Using the entries that follow, state how many lines contain the word "emails". The response is that number and nothing more.

══════

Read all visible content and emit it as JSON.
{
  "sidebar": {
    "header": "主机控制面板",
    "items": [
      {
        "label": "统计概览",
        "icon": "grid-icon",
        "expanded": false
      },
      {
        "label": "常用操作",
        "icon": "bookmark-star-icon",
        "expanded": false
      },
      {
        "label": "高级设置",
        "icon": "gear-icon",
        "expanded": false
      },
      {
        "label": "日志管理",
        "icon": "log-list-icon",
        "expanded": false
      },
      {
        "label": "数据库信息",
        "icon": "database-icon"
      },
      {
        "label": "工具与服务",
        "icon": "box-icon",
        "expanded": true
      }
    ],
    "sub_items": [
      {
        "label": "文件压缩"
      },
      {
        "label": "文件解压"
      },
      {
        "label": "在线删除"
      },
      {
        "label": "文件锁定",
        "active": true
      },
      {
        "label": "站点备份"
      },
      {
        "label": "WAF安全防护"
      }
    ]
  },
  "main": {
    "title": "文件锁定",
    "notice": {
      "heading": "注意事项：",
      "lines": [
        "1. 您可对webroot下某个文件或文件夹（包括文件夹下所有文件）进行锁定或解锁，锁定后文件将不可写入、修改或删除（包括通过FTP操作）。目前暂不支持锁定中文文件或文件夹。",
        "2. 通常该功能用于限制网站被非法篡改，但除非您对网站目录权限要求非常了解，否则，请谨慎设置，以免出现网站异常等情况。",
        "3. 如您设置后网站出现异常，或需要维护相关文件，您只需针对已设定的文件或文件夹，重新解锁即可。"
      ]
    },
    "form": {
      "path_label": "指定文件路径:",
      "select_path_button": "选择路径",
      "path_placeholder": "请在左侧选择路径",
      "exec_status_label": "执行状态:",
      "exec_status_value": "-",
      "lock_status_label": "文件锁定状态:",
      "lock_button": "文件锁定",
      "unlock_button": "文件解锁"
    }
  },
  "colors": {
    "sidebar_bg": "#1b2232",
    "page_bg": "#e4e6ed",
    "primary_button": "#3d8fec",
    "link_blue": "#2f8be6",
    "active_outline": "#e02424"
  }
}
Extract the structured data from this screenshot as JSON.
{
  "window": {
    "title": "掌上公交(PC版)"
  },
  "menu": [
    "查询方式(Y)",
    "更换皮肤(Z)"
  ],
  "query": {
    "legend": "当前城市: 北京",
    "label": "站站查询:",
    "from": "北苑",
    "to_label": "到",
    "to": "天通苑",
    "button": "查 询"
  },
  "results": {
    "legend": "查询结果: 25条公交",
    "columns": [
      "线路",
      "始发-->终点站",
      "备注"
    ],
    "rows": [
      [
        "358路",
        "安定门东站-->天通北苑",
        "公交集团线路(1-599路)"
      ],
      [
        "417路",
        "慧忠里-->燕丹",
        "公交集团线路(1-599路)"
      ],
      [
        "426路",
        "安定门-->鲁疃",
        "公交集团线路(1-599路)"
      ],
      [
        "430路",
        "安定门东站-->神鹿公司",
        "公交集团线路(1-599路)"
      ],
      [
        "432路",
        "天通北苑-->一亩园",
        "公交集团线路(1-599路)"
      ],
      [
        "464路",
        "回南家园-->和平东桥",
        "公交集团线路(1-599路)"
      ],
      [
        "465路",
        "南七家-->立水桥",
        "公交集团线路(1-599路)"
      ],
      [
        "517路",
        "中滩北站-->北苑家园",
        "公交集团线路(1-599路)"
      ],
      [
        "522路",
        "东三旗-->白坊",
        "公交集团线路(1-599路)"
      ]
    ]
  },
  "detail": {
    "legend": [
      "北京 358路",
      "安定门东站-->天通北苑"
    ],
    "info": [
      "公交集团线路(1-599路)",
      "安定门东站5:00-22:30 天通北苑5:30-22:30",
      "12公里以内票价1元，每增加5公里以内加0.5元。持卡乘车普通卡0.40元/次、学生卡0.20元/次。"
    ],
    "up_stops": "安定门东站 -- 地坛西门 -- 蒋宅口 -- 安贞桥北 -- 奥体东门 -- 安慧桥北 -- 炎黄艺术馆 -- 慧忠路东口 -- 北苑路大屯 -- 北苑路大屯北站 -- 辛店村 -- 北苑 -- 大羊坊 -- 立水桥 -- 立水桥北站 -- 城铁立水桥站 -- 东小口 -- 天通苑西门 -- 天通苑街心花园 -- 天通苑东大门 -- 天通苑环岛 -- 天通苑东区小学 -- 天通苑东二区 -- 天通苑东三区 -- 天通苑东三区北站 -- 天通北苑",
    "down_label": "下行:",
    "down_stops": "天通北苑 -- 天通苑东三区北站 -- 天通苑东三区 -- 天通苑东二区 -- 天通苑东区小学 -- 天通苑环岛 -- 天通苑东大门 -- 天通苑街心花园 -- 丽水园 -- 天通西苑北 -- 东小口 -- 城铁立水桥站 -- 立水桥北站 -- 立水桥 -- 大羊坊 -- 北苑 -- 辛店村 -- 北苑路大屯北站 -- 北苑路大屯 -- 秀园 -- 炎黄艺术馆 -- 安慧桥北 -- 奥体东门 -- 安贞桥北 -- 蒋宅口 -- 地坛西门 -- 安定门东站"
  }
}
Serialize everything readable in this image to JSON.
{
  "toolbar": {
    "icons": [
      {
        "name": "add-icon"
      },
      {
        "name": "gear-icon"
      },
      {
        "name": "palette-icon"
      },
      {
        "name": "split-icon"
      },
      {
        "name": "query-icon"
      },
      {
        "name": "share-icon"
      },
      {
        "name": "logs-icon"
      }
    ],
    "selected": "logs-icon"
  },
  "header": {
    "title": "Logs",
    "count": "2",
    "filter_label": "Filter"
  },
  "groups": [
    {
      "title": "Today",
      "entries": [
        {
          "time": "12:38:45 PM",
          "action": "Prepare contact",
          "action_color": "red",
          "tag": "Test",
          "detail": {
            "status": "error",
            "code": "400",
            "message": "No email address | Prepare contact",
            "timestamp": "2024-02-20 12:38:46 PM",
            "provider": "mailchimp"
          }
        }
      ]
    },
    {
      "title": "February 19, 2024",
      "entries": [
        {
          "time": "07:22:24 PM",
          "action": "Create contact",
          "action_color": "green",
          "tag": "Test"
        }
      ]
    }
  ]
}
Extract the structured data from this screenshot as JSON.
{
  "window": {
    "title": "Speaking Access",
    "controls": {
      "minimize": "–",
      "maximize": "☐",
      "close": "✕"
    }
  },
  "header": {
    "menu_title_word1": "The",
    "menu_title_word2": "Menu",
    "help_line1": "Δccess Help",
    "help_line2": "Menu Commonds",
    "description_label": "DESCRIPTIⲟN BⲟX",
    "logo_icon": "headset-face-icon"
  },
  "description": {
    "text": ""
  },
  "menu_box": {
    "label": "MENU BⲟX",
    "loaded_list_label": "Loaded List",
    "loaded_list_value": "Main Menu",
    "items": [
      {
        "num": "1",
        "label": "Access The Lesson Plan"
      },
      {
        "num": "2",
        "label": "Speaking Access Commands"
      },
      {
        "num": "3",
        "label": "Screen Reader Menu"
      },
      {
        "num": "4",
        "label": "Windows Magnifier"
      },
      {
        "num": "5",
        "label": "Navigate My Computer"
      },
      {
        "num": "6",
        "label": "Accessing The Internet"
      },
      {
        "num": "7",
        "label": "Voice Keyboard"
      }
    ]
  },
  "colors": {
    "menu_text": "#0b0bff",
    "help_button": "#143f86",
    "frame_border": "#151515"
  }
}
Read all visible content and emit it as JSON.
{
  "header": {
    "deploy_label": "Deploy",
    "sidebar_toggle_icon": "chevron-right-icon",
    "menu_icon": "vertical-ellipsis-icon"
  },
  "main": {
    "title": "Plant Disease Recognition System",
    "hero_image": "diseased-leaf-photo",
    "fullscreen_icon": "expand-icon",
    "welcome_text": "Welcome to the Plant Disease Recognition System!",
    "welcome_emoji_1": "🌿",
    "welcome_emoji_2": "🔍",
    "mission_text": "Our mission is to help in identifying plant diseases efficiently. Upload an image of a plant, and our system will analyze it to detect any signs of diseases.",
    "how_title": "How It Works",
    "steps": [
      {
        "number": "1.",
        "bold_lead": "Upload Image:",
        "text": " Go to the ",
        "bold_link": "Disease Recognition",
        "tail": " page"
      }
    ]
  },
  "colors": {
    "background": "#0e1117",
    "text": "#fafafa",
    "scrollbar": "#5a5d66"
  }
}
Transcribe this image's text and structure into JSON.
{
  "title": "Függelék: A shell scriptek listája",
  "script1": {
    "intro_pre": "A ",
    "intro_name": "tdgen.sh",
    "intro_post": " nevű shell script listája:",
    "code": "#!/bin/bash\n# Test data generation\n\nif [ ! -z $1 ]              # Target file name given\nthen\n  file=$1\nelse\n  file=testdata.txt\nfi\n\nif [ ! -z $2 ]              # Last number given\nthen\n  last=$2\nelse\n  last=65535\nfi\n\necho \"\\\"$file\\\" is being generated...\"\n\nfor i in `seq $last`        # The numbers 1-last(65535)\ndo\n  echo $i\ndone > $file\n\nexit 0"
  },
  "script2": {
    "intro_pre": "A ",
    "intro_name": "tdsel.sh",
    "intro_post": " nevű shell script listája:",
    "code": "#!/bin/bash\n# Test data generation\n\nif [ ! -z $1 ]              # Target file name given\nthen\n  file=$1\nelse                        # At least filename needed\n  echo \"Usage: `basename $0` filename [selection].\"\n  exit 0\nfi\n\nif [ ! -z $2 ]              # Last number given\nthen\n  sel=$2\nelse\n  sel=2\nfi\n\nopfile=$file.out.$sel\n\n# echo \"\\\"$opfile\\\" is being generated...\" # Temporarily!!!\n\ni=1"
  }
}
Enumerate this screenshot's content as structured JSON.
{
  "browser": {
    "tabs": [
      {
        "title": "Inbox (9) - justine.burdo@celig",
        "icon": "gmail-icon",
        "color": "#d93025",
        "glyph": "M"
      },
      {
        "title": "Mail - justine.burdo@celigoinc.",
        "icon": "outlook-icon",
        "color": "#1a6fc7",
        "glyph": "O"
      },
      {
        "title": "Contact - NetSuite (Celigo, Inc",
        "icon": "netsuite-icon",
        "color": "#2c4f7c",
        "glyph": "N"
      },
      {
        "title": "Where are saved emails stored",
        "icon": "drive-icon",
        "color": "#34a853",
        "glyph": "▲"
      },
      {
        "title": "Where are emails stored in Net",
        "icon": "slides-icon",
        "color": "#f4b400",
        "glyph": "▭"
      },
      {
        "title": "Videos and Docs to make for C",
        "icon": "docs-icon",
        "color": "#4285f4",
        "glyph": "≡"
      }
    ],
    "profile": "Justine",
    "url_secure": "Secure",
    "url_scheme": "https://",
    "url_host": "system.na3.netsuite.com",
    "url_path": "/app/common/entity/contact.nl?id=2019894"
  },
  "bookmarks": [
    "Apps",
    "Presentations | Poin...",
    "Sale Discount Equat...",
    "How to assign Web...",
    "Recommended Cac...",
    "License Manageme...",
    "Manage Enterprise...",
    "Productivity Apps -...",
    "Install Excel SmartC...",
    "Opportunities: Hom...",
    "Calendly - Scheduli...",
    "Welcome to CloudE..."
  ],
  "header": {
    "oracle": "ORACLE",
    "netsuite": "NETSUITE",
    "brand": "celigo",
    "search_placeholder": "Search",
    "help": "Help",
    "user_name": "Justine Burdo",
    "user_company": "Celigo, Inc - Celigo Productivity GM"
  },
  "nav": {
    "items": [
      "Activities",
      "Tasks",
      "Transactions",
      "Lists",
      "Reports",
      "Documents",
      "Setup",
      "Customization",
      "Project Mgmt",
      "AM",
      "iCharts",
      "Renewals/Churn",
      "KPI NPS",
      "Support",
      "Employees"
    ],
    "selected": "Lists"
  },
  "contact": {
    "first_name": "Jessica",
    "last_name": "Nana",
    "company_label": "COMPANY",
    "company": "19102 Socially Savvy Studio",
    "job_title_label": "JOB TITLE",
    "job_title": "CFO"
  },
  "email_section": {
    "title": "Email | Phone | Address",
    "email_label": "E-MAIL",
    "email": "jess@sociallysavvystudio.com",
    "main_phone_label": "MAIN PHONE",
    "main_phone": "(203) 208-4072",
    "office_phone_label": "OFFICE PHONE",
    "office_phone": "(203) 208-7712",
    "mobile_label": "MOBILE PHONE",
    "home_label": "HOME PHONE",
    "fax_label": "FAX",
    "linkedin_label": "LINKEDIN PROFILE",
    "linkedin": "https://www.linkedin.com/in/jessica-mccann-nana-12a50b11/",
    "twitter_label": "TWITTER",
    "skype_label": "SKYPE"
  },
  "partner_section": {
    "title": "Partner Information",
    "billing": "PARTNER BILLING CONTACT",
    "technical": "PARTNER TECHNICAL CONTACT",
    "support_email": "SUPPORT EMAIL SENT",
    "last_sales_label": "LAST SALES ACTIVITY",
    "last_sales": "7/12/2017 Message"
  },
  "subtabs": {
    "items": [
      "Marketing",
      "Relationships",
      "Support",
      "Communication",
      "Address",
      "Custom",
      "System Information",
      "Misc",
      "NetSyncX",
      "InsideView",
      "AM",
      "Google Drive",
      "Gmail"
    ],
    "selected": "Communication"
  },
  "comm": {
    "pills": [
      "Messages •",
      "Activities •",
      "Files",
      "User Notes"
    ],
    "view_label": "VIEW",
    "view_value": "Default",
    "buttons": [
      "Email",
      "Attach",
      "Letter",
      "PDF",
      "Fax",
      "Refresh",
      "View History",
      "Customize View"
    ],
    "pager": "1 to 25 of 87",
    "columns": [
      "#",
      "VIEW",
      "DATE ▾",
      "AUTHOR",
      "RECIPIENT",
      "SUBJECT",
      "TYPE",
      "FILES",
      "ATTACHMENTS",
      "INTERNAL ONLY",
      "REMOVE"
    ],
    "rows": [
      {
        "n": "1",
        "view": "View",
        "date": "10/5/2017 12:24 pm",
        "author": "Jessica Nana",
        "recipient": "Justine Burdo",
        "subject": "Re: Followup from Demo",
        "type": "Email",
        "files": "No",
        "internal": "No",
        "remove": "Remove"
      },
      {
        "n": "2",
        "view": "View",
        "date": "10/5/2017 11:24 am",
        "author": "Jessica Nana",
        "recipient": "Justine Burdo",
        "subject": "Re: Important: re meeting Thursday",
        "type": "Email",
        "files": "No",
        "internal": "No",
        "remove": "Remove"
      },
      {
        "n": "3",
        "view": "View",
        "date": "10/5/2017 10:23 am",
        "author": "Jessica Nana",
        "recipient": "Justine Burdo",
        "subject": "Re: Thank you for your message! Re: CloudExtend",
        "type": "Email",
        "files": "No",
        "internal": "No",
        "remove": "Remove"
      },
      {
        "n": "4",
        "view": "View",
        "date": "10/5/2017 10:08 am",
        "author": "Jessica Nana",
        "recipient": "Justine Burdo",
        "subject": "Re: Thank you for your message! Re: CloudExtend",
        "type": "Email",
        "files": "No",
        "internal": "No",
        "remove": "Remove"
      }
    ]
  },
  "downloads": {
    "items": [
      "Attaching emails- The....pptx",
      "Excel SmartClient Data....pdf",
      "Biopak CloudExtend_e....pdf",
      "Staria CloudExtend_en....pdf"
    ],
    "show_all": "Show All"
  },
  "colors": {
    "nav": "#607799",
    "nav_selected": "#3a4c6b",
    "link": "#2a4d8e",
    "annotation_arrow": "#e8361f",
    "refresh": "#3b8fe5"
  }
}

══════

» **Full solution**:
3